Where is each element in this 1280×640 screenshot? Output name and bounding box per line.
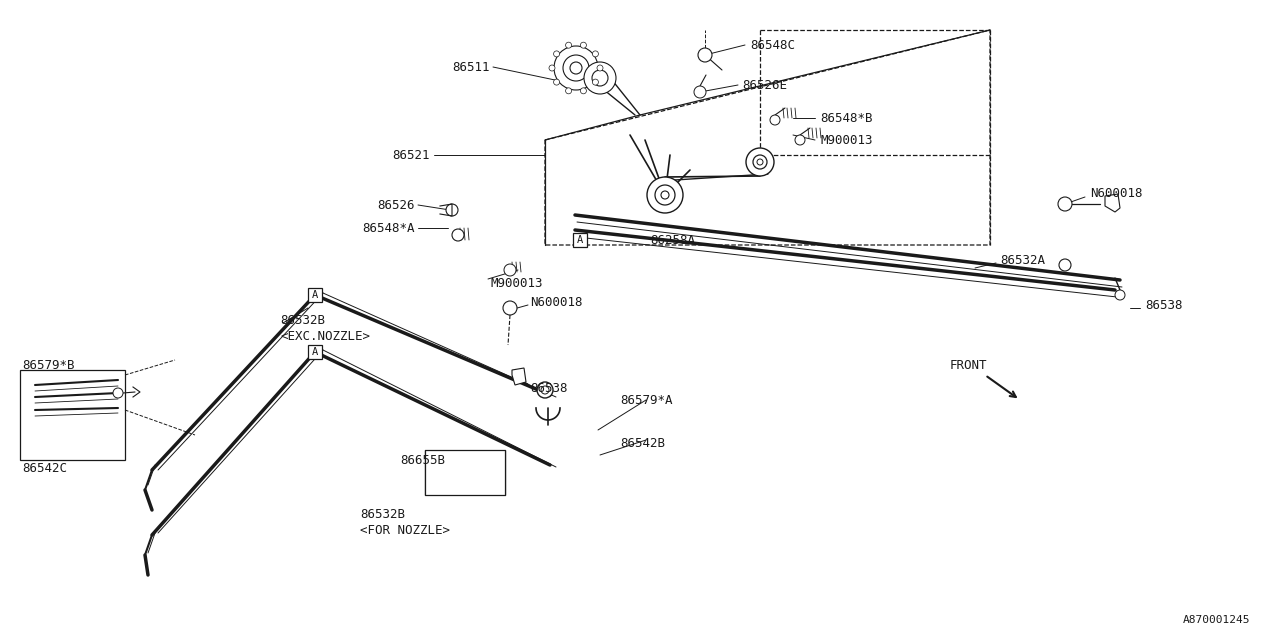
Circle shape <box>566 42 572 48</box>
Circle shape <box>660 191 669 199</box>
Text: A870001245: A870001245 <box>1183 615 1251 625</box>
Circle shape <box>566 88 572 94</box>
Circle shape <box>596 65 603 71</box>
Text: 86579*B: 86579*B <box>22 358 74 371</box>
Circle shape <box>580 88 586 94</box>
Polygon shape <box>512 368 526 385</box>
Text: FRONT: FRONT <box>950 359 987 372</box>
Text: 86542C: 86542C <box>22 461 67 474</box>
Circle shape <box>694 86 707 98</box>
Circle shape <box>504 264 516 276</box>
Text: 86532B: 86532B <box>360 509 404 522</box>
Circle shape <box>1059 197 1073 211</box>
Circle shape <box>646 177 684 213</box>
Circle shape <box>553 51 559 57</box>
Circle shape <box>593 79 599 85</box>
Circle shape <box>584 62 616 94</box>
Text: 86538: 86538 <box>530 381 567 394</box>
Circle shape <box>445 204 458 216</box>
Circle shape <box>452 229 465 241</box>
Circle shape <box>655 185 675 205</box>
Circle shape <box>553 79 559 85</box>
Circle shape <box>503 301 517 315</box>
Circle shape <box>795 135 805 145</box>
Text: 86532A: 86532A <box>1000 253 1044 266</box>
Bar <box>573 233 588 247</box>
Text: 86511: 86511 <box>453 61 490 74</box>
Circle shape <box>554 46 598 90</box>
Text: 86532B: 86532B <box>280 314 325 326</box>
Circle shape <box>698 48 712 62</box>
Text: A: A <box>577 235 584 245</box>
Circle shape <box>549 65 556 71</box>
Circle shape <box>113 388 123 398</box>
Bar <box>425 450 506 495</box>
Text: 86548*A: 86548*A <box>362 221 415 234</box>
Text: A: A <box>312 347 319 357</box>
Text: 86655B: 86655B <box>401 454 445 467</box>
Circle shape <box>593 70 608 86</box>
Text: <EXC.NOZZLE>: <EXC.NOZZLE> <box>280 330 370 342</box>
Circle shape <box>753 155 767 169</box>
Circle shape <box>593 51 599 57</box>
Circle shape <box>771 115 780 125</box>
Bar <box>308 345 323 359</box>
Circle shape <box>756 159 763 165</box>
Circle shape <box>1059 259 1071 271</box>
Circle shape <box>541 386 549 394</box>
Text: 86548*B: 86548*B <box>820 111 873 125</box>
Circle shape <box>538 382 553 398</box>
Text: 86579*A: 86579*A <box>620 394 672 406</box>
Text: 86521: 86521 <box>393 148 430 161</box>
Text: N600018: N600018 <box>530 296 582 308</box>
Text: N600018: N600018 <box>1091 186 1143 200</box>
Text: 86542B: 86542B <box>620 436 666 449</box>
Circle shape <box>570 62 582 74</box>
Circle shape <box>746 148 774 176</box>
Text: 86526: 86526 <box>378 198 415 211</box>
Text: <FOR NOZZLE>: <FOR NOZZLE> <box>360 525 451 538</box>
Text: M900013: M900013 <box>820 134 873 147</box>
Circle shape <box>580 42 586 48</box>
Text: 86548C: 86548C <box>750 38 795 51</box>
Text: 86538: 86538 <box>1146 298 1183 312</box>
Bar <box>308 288 323 302</box>
Text: 86526E: 86526E <box>742 79 787 92</box>
Text: A: A <box>312 290 319 300</box>
Bar <box>20 370 125 460</box>
Text: 86258A: 86258A <box>650 234 695 246</box>
Circle shape <box>563 55 589 81</box>
Polygon shape <box>1105 194 1120 212</box>
Circle shape <box>1115 290 1125 300</box>
Text: M900013: M900013 <box>490 276 543 289</box>
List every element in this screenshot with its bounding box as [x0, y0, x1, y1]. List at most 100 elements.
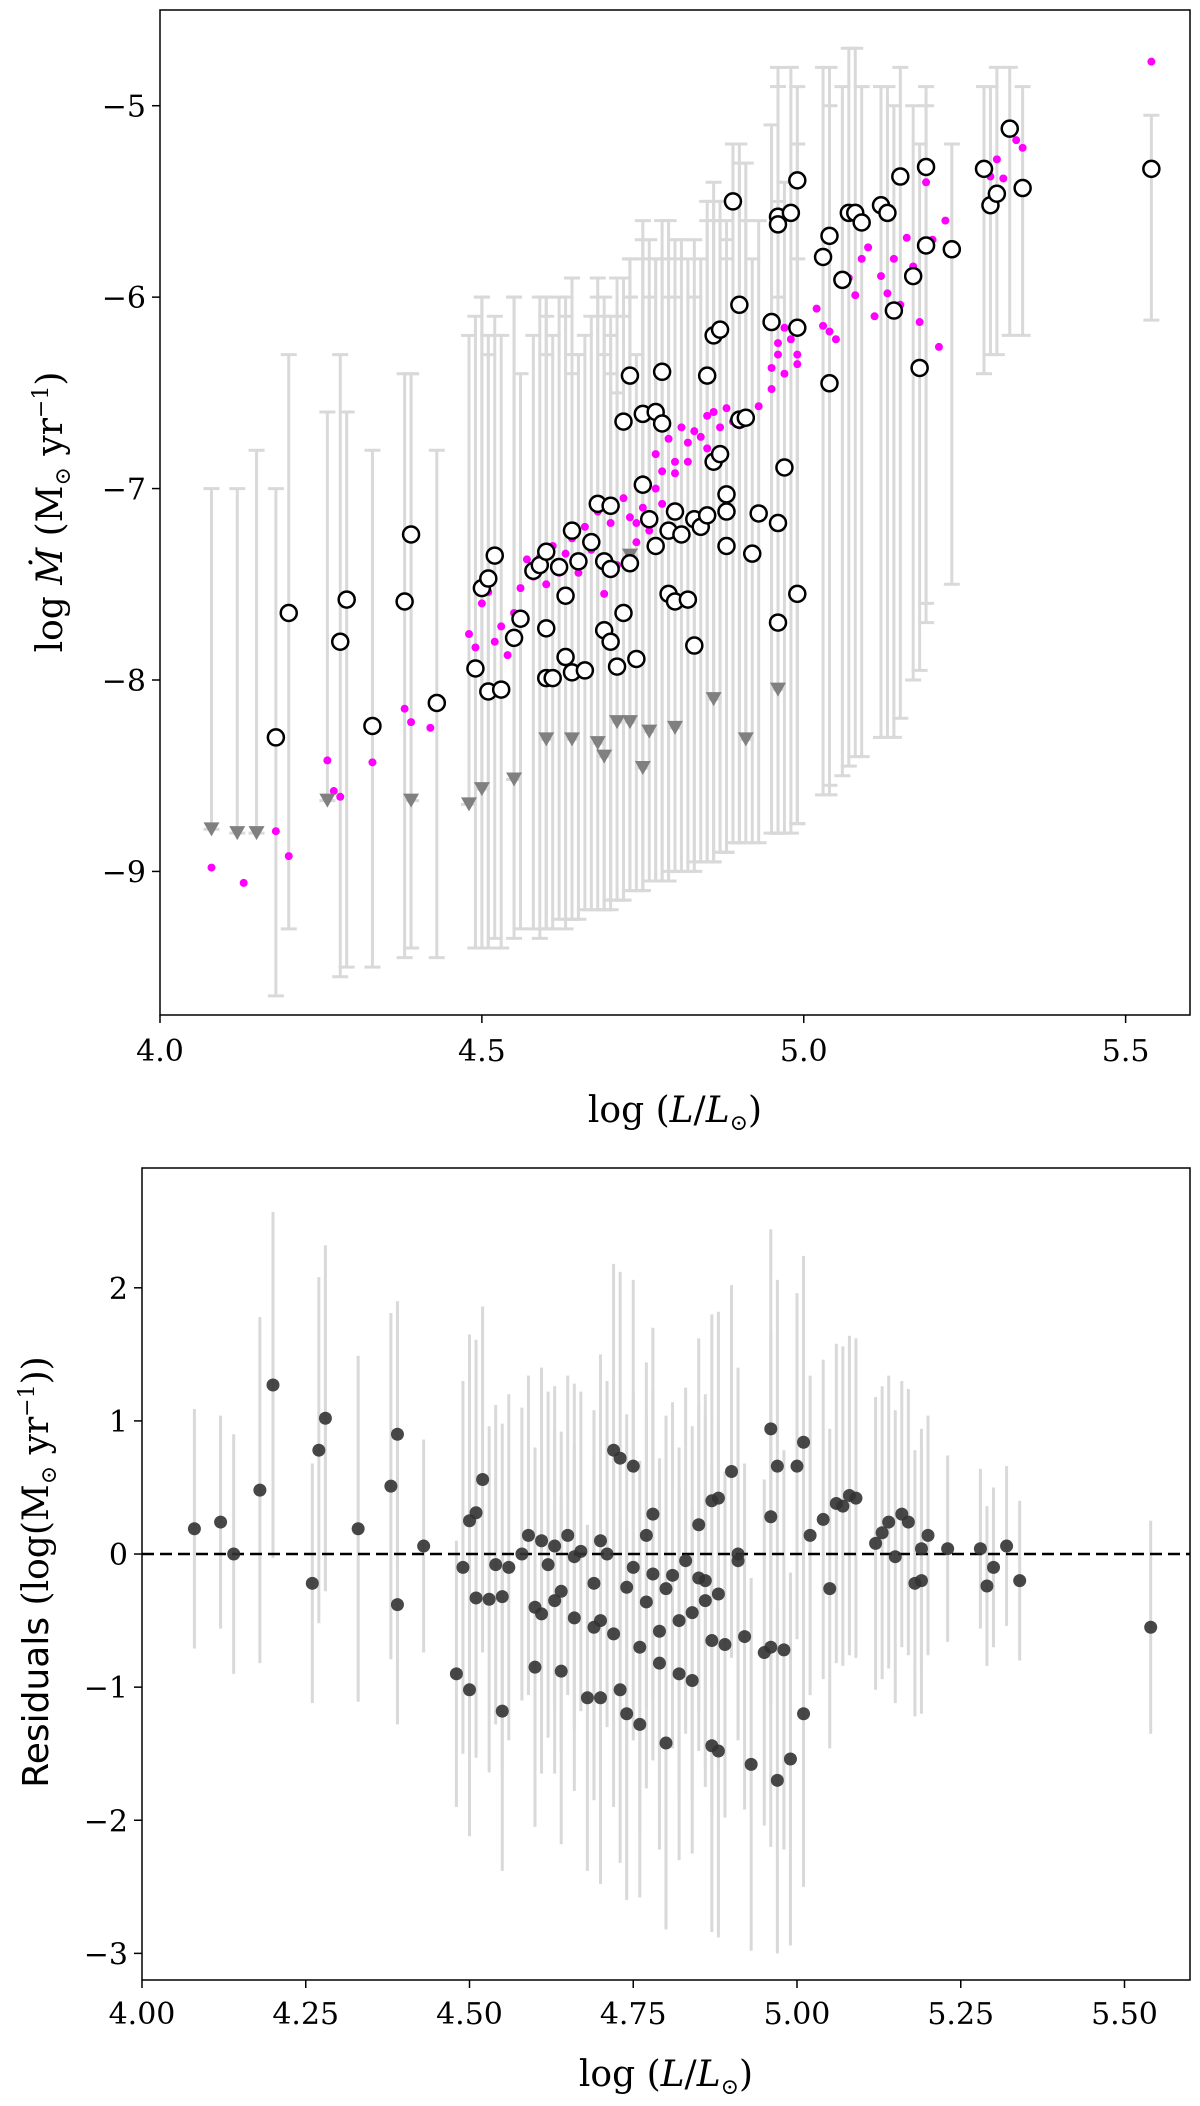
model-point [1147, 57, 1156, 66]
residual-point [214, 1515, 228, 1529]
residual-point [561, 1528, 575, 1542]
upper-limit-marker [705, 692, 722, 707]
bottom-y-tick-label: −3 [84, 1937, 128, 1972]
upper-limit-marker [564, 732, 580, 747]
model-point [703, 444, 712, 453]
model-point [992, 155, 1001, 164]
bottom-x-tick-label: 4.50 [436, 1997, 503, 2032]
top-detection-layer [266, 119, 1161, 747]
model-point [239, 878, 248, 887]
detection-point [1142, 159, 1161, 179]
detection-point [730, 295, 749, 315]
detection-point [543, 668, 562, 688]
residual-point [882, 1515, 896, 1529]
residual-point [469, 1506, 483, 1520]
top-y-tick-label: −6 [102, 281, 146, 316]
detection-point [884, 301, 904, 320]
residual-point [351, 1522, 365, 1536]
top-plot-frame [159, 9, 1191, 1016]
upper-limit-marker [248, 826, 265, 841]
model-point [561, 549, 570, 558]
detection-point [710, 320, 730, 339]
model-point [780, 323, 789, 332]
detection-point [479, 569, 498, 588]
upper-limit-marker [319, 793, 336, 808]
model-point [774, 339, 782, 348]
residual-point [652, 1624, 666, 1638]
bottom-x-axis-label: log (L/L⊙) [579, 2054, 753, 2100]
residual-point [633, 1717, 647, 1731]
mass-loss-panel: 4.0 4.5 5.0 5.5 −9 −8 −7 −6 −5 log (L/L⊙) log Ṁ… [29, 9, 1191, 1136]
detection-point [749, 504, 768, 523]
residual-point [980, 1579, 994, 1593]
model-point [400, 704, 409, 713]
residual-point [639, 1528, 653, 1542]
detection-point [266, 728, 286, 747]
detection-point [717, 485, 736, 504]
model-point [284, 852, 293, 861]
model-point [774, 350, 782, 359]
detection-point [427, 693, 447, 713]
residual-point [770, 1459, 784, 1473]
residual-point [456, 1560, 470, 1574]
residual-point [659, 1582, 673, 1596]
residual-point [187, 1522, 201, 1536]
residual-point [692, 1518, 706, 1532]
residual-point [580, 1691, 594, 1705]
detection-point [646, 536, 665, 556]
residual-point [738, 1630, 752, 1644]
detection-point [685, 636, 704, 655]
top-y-axis-label: log Ṁ (M⊙ yr−1) [29, 372, 76, 653]
model-point [671, 457, 679, 466]
detection-point [601, 632, 620, 651]
residual-point [1000, 1539, 1014, 1553]
detection-point [678, 590, 698, 609]
top-x-tick-label: 4.0 [136, 1034, 184, 1069]
model-point [471, 643, 480, 652]
detection-point [556, 647, 575, 667]
model-point [658, 467, 667, 476]
residual-point [901, 1515, 915, 1529]
detection-point [910, 358, 929, 378]
upper-limit-marker [621, 715, 638, 730]
model-point [786, 335, 795, 344]
detection-point [736, 408, 756, 427]
residual-point [679, 1554, 693, 1568]
detection-point [537, 619, 556, 638]
detection-point [607, 657, 627, 676]
bottom-residual-layer [187, 1378, 1158, 1787]
residual-point [816, 1512, 830, 1526]
residual-point [666, 1568, 680, 1582]
residual-point [312, 1443, 326, 1457]
model-point [780, 369, 789, 378]
model-point [902, 233, 911, 242]
model-point [477, 599, 486, 608]
upper-limit-marker [770, 682, 786, 697]
residual-point [600, 1547, 614, 1561]
model-point [889, 254, 898, 263]
residual-point [711, 1587, 725, 1601]
detection-point [601, 559, 620, 579]
detection-point [723, 192, 743, 211]
residual-point [554, 1584, 568, 1598]
top-y-tick-label: −9 [102, 855, 146, 890]
residual-point [718, 1638, 732, 1652]
upper-limit-marker [461, 797, 477, 812]
residual-point [777, 1643, 791, 1657]
upper-limit-marker [634, 761, 651, 776]
upper-limit-marker [667, 720, 683, 735]
residual-point [476, 1472, 490, 1486]
residual-point [318, 1411, 332, 1425]
residual-point [652, 1656, 666, 1670]
residual-point [384, 1479, 398, 1493]
upper-limit-marker [538, 732, 555, 747]
residual-point [849, 1491, 863, 1505]
residuals-panel: 4.00 4.25 4.50 4.75 5.00 5.25 5.50 −3 −2 −1 0 1 2 l… [15, 1167, 1191, 2100]
residual-point [554, 1664, 568, 1678]
model-point [709, 408, 718, 416]
detection-point [640, 509, 659, 529]
residual-point [888, 1550, 902, 1564]
detection-point [813, 247, 833, 267]
model-point [793, 350, 802, 359]
residual-point [594, 1534, 607, 1548]
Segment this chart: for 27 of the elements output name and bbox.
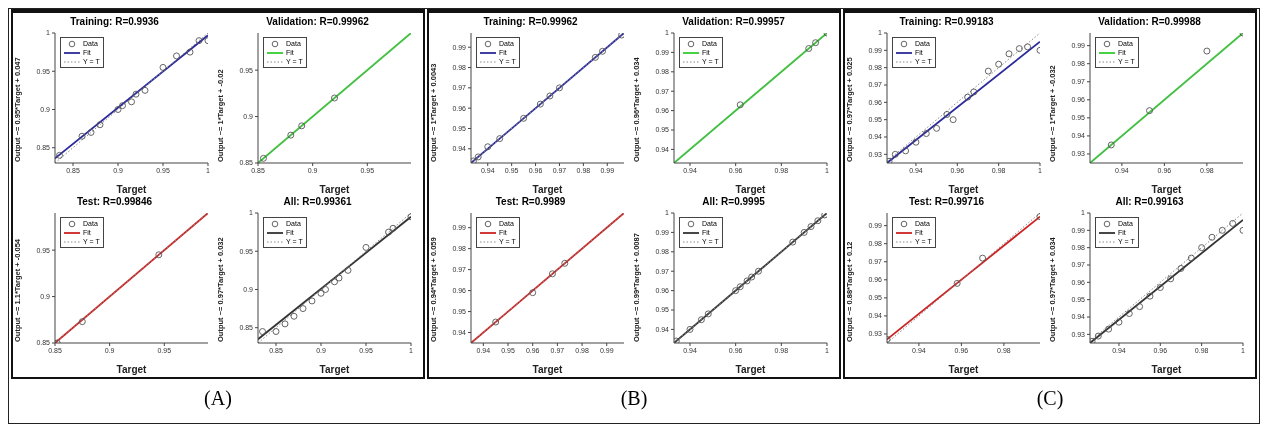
text: (A)	[204, 387, 232, 409]
x-axis-title: Target	[116, 364, 148, 375]
x-axis-title: Target	[1151, 184, 1183, 195]
chart-title: Validation: R=0.99988	[1097, 15, 1202, 29]
chart-title: Training: R=0.9936	[69, 15, 160, 29]
x-axis-title: Target	[948, 364, 980, 375]
chart-title: Test: R=0.99846	[75, 195, 154, 209]
text: (C)	[1036, 387, 1064, 409]
chart-title: Test: R=0.99716	[907, 195, 986, 209]
chart-title: All: R=0.99361	[282, 195, 353, 209]
x-axis-title: Target	[116, 184, 148, 195]
chart-title: Training: R=0.99962	[482, 15, 579, 29]
text: (B)	[620, 387, 648, 409]
x-axis-title: Target	[948, 184, 980, 195]
chart-title: Validation: R=0.99962	[265, 15, 370, 29]
x-axis-title: Target	[735, 184, 767, 195]
x-axis-title: Target	[1151, 364, 1183, 375]
chart-title: Validation: R=0.99957	[681, 15, 786, 29]
x-axis-title: Target	[319, 184, 351, 195]
x-axis-title: Target	[735, 364, 767, 375]
x-axis-title: Target	[532, 184, 564, 195]
chart-title: All: R=0.99163	[1114, 195, 1185, 209]
chart-title: All: R=0.9995	[701, 195, 766, 209]
chart-title: Test: R=0.9989	[494, 195, 567, 209]
chart-title: Training: R=0.99183	[898, 15, 995, 29]
x-axis-title: Target	[319, 364, 351, 375]
x-axis-title: Target	[532, 364, 564, 375]
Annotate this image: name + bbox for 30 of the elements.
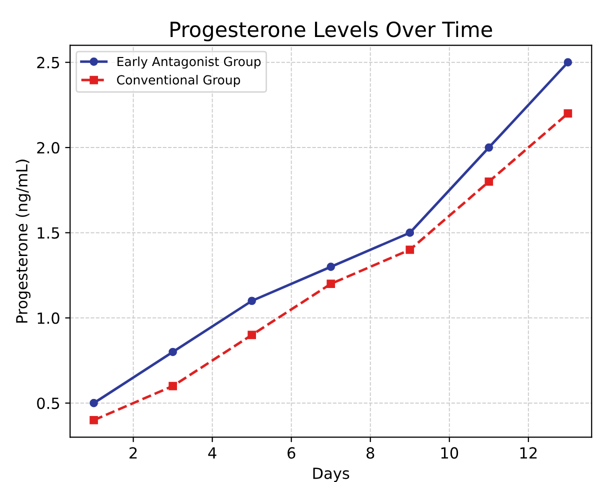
point — [168, 348, 177, 356]
chart-title: Progesterone Levels Over Time — [170, 21, 492, 42]
x-axis-title: Days — [313, 468, 350, 482]
point — [168, 382, 177, 390]
x-tick-label: 10 — [441, 447, 458, 459]
point — [248, 296, 256, 306]
y-tick-label: 2.0 — [37, 142, 60, 154]
point — [90, 398, 98, 408]
y-tick-label: 1.5 — [38, 227, 60, 239]
legend-label: Early Antagonist Group — [118, 56, 261, 69]
x-tick-label: 8 — [366, 447, 374, 459]
point — [406, 228, 414, 237]
point — [406, 246, 414, 254]
y-tick-label: 0.5 — [37, 398, 60, 410]
point — [564, 109, 572, 118]
x-tick-label: 6 — [288, 447, 296, 459]
y-tick-label: 1.0 — [38, 312, 60, 324]
y-axis-title: Progesterone (ng/mL) — [16, 160, 31, 323]
x-tick-label: 12 — [520, 447, 537, 459]
point — [564, 58, 572, 67]
point — [248, 330, 256, 340]
x-tick-label: 2 — [130, 447, 137, 459]
point — [484, 177, 494, 186]
x-tick-label: 4 — [208, 447, 216, 459]
legend-label: Conventional Group — [117, 74, 240, 88]
point — [90, 416, 98, 424]
point — [484, 143, 494, 152]
point — [326, 262, 336, 271]
point — [326, 280, 336, 288]
y-tick-label: 2.5 — [37, 56, 60, 68]
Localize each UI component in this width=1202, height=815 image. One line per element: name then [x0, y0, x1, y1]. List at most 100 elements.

•••

Rewrite everything from the line containing "point — [168, 348, 177, 356]" down to the line containing "x-tick-label: 8 — [366, 447, 374, 459]", with "Days" changed to "Day" and nothing else altered.

**Result of the exercise**
point — [168, 348, 177, 356]
chart-title: Progesterone Levels Over Time — [170, 21, 492, 42]
x-axis-title: Day — [313, 468, 350, 482]
point — [168, 382, 177, 390]
x-tick-label: 10 — [441, 447, 458, 459]
point — [248, 296, 256, 306]
y-tick-label: 2.0 — [37, 142, 60, 154]
point — [90, 398, 98, 408]
y-tick-label: 1.5 — [38, 227, 60, 239]
legend-label: Early Antagonist Group — [118, 56, 261, 69]
x-tick-label: 8 — [366, 447, 374, 459]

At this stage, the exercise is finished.